— begin Data records —

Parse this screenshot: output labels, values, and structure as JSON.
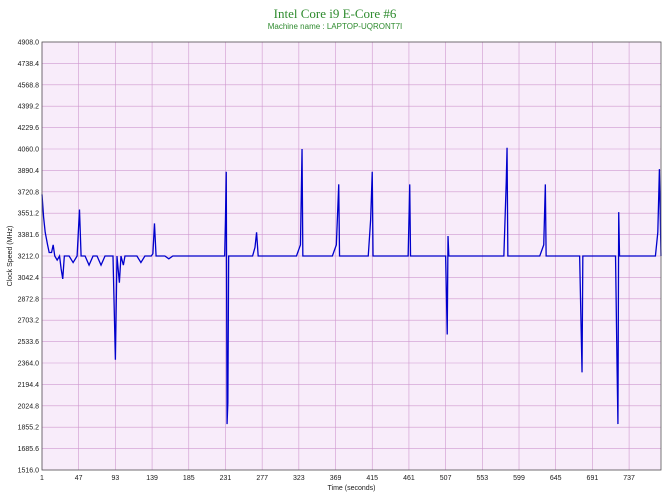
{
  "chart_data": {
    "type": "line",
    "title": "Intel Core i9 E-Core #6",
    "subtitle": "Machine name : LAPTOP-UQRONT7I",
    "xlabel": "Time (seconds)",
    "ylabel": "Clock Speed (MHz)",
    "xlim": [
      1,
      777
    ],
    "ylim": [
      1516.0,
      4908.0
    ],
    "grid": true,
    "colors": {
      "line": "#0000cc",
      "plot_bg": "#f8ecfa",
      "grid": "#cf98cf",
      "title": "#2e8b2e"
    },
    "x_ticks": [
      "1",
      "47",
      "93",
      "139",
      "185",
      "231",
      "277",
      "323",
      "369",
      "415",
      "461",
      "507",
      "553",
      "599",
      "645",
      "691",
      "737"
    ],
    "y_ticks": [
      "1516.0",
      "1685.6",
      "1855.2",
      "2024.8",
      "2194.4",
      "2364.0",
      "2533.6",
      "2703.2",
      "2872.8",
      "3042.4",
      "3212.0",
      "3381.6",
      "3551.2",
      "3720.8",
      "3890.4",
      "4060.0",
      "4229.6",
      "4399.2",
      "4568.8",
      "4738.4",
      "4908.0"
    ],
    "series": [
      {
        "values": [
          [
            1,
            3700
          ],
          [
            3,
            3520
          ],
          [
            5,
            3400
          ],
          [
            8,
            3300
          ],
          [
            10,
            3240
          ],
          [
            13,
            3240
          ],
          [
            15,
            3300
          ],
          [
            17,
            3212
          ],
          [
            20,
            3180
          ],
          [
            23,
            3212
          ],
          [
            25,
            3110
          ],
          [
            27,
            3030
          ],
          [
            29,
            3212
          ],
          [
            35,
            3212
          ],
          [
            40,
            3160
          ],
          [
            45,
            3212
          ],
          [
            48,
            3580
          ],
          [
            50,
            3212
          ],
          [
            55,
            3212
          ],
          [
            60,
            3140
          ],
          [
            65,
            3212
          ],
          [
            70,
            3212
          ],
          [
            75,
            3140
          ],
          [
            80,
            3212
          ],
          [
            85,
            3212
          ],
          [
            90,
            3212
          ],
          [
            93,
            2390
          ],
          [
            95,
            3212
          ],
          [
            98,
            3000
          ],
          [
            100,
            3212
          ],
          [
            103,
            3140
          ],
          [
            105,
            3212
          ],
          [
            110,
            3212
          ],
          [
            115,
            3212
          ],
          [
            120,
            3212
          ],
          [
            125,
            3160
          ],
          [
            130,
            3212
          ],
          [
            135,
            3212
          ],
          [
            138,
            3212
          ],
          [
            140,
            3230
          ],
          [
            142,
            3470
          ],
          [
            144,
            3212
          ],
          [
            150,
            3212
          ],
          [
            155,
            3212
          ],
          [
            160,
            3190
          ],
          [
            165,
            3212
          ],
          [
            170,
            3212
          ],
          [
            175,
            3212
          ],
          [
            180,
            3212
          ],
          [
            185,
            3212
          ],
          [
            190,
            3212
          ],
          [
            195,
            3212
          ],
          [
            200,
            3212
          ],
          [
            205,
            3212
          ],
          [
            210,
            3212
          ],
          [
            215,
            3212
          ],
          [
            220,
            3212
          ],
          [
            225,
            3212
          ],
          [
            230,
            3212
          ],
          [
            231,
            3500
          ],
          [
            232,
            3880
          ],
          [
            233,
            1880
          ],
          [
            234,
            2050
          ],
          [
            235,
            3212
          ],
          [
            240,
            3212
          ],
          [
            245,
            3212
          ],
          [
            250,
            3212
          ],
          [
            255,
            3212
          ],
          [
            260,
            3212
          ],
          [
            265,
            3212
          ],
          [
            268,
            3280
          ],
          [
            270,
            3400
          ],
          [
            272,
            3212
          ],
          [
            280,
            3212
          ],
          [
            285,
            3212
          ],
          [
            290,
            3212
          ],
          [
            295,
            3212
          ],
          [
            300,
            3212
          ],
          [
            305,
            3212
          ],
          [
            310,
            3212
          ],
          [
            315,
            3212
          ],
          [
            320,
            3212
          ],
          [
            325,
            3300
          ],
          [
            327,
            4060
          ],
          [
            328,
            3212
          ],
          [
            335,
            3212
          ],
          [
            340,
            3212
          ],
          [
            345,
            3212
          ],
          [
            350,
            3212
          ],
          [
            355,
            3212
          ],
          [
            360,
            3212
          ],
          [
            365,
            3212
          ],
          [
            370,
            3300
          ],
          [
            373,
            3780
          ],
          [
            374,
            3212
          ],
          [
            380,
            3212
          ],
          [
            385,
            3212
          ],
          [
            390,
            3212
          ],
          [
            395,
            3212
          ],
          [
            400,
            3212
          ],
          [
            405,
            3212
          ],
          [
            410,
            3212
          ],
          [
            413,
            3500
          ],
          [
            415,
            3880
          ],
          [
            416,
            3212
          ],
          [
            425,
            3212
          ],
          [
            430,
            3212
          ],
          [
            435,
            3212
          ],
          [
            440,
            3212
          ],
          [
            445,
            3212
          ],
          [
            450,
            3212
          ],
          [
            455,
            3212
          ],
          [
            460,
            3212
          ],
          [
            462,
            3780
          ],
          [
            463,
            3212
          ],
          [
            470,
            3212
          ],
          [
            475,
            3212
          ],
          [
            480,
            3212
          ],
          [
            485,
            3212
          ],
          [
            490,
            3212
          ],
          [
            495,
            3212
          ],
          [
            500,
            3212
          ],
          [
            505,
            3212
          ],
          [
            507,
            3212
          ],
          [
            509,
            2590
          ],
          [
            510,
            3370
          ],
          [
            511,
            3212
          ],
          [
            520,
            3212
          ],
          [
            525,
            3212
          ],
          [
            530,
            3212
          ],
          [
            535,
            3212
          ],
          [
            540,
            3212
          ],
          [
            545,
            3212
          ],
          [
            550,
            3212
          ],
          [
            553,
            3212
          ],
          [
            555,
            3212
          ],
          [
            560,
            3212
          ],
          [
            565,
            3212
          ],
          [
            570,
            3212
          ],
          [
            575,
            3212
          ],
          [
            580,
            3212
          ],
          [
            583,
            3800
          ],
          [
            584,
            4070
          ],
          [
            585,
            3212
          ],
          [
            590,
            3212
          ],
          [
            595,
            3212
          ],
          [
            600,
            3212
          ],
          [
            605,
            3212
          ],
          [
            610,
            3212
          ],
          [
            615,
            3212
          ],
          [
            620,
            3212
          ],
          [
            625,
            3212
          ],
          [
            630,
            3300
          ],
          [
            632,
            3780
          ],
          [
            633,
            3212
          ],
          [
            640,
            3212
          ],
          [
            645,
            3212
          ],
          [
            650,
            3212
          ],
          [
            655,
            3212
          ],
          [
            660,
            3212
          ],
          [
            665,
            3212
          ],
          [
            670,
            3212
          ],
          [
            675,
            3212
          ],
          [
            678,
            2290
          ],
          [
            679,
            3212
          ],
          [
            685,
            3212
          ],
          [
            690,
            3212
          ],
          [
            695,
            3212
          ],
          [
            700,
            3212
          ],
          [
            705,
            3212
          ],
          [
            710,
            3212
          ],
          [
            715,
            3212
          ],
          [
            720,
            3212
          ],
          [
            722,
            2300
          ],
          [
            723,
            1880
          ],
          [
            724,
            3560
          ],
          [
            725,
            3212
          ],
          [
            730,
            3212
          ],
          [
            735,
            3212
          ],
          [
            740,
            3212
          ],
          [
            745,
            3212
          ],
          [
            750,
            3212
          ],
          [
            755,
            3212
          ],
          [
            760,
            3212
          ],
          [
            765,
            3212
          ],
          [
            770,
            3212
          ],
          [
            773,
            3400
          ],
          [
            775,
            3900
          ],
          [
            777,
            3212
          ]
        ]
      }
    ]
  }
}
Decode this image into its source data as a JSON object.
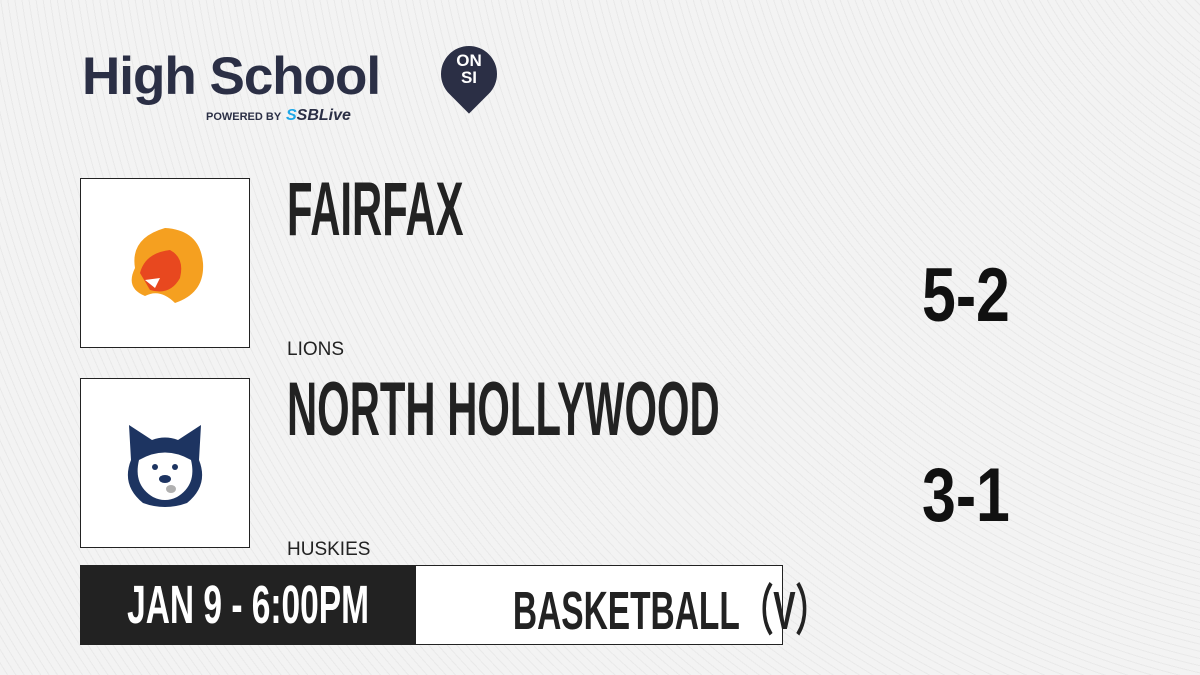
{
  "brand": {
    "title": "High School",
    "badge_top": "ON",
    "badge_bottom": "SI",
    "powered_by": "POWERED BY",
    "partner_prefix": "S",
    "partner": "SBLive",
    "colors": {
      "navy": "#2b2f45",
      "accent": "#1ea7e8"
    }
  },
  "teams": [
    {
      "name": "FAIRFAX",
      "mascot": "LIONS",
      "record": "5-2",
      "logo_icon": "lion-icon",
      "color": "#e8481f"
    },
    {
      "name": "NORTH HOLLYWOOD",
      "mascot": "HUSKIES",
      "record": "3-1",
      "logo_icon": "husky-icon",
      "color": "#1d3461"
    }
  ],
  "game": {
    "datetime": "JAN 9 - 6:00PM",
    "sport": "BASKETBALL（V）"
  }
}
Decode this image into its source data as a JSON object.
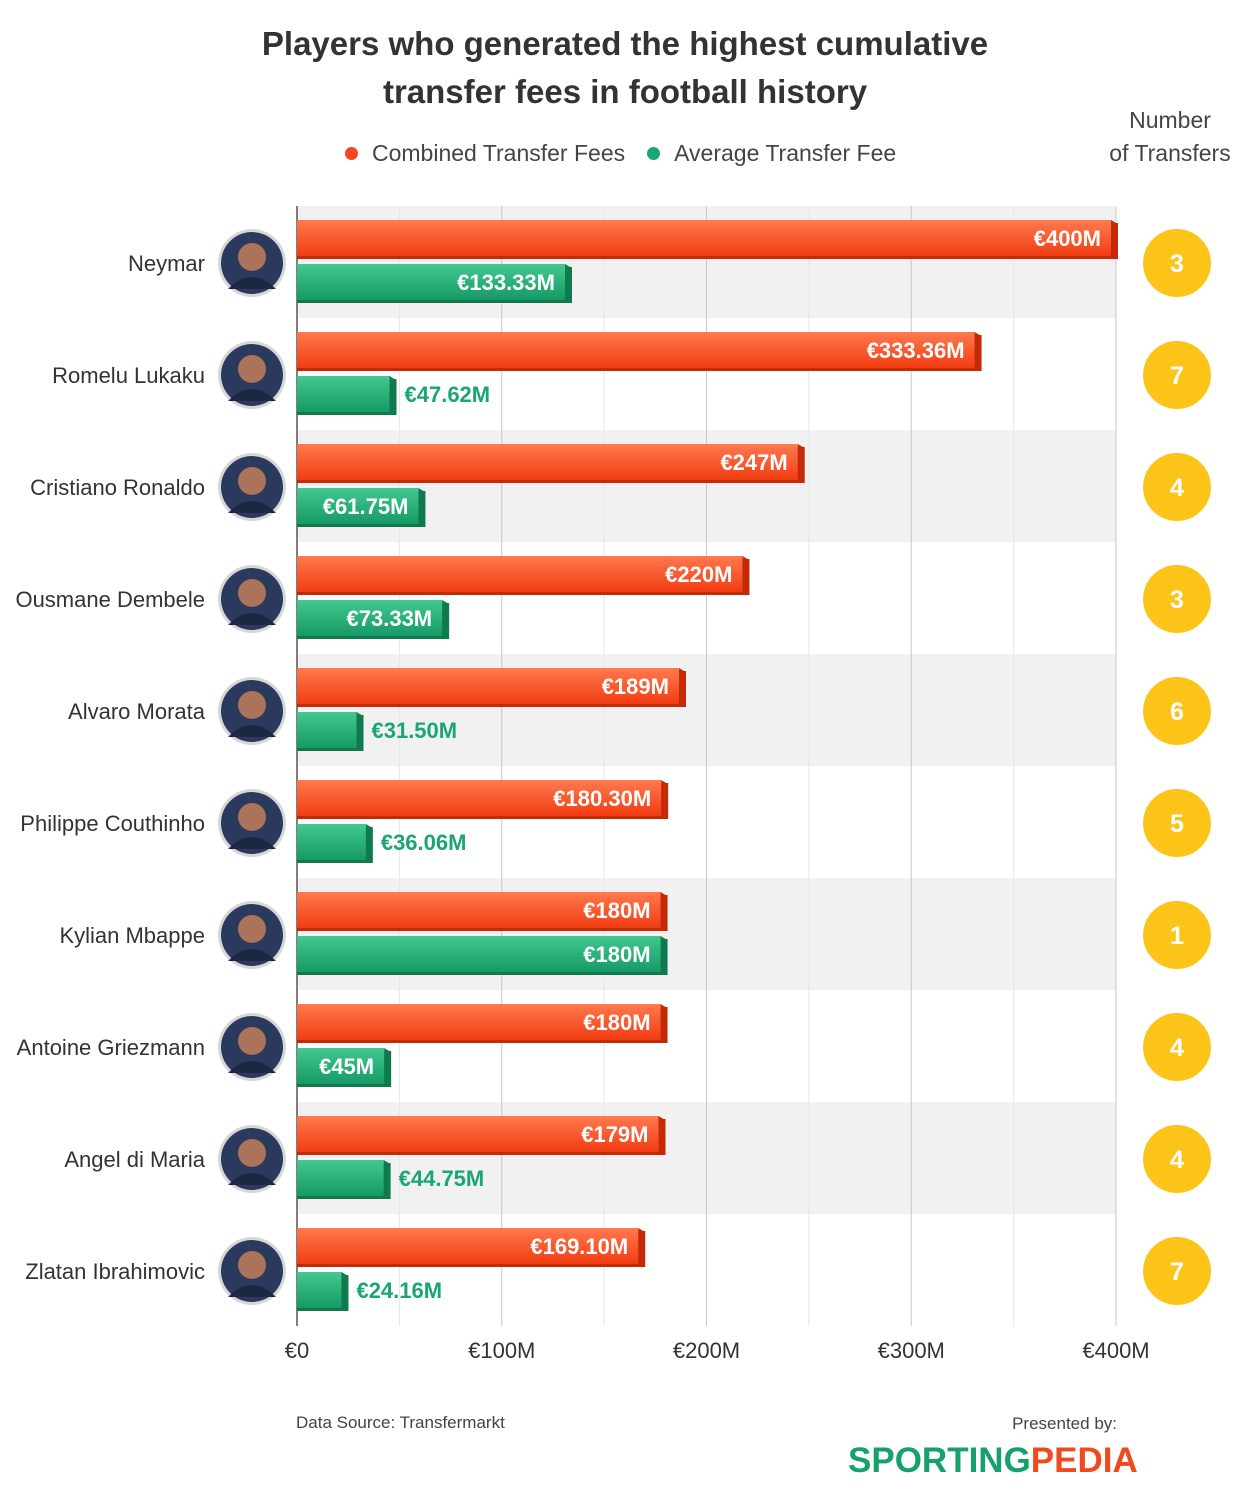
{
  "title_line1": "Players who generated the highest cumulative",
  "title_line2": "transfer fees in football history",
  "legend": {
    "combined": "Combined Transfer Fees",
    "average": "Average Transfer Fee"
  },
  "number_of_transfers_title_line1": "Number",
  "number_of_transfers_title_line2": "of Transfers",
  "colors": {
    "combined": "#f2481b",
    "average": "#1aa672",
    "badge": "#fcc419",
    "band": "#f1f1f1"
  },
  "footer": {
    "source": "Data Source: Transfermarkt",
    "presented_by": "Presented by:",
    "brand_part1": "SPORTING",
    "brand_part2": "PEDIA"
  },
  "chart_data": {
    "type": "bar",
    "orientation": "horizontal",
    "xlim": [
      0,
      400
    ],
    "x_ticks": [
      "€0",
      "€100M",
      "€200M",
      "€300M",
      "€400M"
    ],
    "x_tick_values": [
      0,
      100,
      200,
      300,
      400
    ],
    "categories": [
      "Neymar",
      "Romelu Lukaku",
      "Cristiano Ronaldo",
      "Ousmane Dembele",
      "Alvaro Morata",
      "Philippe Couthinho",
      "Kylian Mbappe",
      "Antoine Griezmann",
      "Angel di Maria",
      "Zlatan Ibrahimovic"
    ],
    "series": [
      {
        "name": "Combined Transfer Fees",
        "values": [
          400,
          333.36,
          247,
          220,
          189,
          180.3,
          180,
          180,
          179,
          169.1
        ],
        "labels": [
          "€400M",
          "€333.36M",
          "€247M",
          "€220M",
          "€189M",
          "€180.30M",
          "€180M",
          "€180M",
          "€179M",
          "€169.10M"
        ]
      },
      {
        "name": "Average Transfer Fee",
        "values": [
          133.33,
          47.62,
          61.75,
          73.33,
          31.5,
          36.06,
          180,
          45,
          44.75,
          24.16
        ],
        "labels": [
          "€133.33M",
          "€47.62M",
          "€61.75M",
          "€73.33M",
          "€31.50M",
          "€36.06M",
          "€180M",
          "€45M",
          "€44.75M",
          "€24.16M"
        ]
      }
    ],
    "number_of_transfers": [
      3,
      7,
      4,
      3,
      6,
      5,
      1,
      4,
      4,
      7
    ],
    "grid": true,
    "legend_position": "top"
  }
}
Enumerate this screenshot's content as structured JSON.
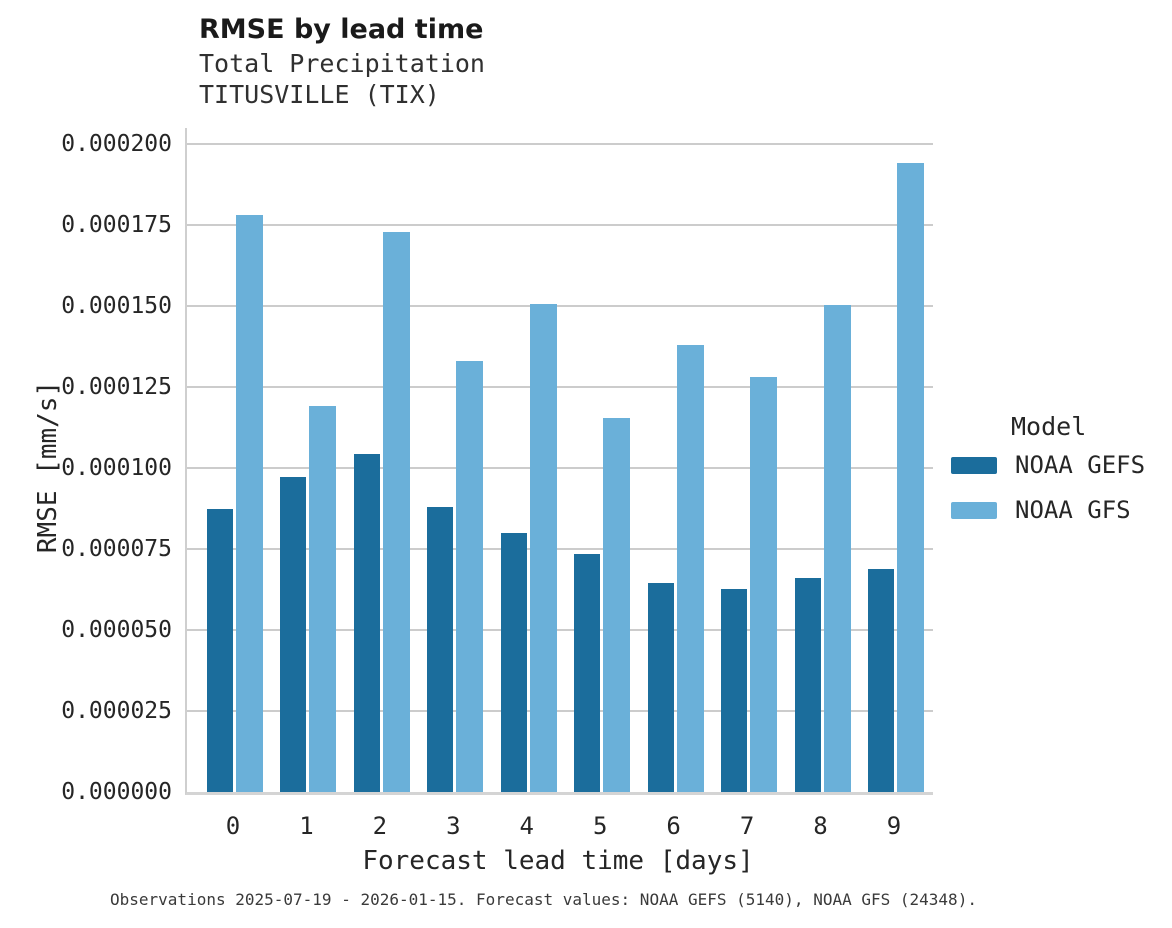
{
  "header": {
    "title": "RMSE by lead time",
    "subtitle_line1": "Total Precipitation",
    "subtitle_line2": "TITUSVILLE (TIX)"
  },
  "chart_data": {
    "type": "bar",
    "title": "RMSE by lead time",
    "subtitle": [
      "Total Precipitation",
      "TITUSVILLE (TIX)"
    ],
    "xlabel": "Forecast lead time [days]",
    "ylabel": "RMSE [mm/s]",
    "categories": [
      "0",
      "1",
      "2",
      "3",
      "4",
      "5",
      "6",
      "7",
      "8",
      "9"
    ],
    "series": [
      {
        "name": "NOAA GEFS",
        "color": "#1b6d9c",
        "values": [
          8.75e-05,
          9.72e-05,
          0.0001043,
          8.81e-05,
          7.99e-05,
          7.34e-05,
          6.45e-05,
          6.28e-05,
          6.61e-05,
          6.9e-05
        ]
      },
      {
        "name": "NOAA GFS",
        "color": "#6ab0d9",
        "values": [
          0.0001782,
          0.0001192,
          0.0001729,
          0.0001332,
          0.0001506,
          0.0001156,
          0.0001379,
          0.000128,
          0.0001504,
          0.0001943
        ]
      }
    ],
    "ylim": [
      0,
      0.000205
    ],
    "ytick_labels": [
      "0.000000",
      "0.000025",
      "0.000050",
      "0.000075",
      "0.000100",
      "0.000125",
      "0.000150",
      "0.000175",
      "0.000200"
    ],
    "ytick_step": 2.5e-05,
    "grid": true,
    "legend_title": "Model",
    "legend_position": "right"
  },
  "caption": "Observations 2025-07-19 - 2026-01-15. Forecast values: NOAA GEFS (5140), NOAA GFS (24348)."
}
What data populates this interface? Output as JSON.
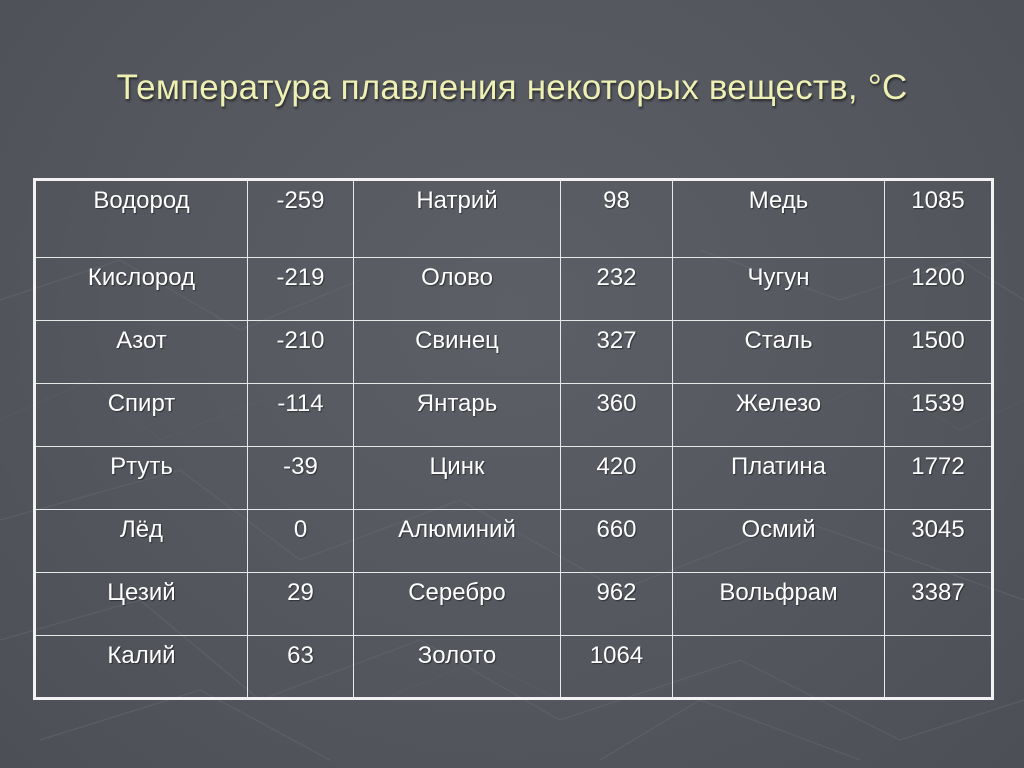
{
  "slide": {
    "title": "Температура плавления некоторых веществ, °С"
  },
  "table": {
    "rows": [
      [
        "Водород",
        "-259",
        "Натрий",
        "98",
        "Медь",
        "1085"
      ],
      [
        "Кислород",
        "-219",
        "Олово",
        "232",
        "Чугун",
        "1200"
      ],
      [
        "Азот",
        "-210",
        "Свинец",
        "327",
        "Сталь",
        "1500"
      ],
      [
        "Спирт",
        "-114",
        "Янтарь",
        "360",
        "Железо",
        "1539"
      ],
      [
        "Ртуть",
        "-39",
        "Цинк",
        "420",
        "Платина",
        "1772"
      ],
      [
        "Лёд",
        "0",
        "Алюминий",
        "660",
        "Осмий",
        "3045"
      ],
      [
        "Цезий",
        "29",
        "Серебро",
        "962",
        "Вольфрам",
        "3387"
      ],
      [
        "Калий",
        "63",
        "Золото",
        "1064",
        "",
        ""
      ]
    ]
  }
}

— end Data records —

**What you will do:**
Collect the lines that hold "NOAA".

**Complete answer:**
        "name": "NOAA GEFS",
        "name": "NOAA GFS",
  "caption": "Observations 2025-07-19 - 2026-01-15. Forecast values: NOAA GEFS (5140), NOAA GFS (24348)."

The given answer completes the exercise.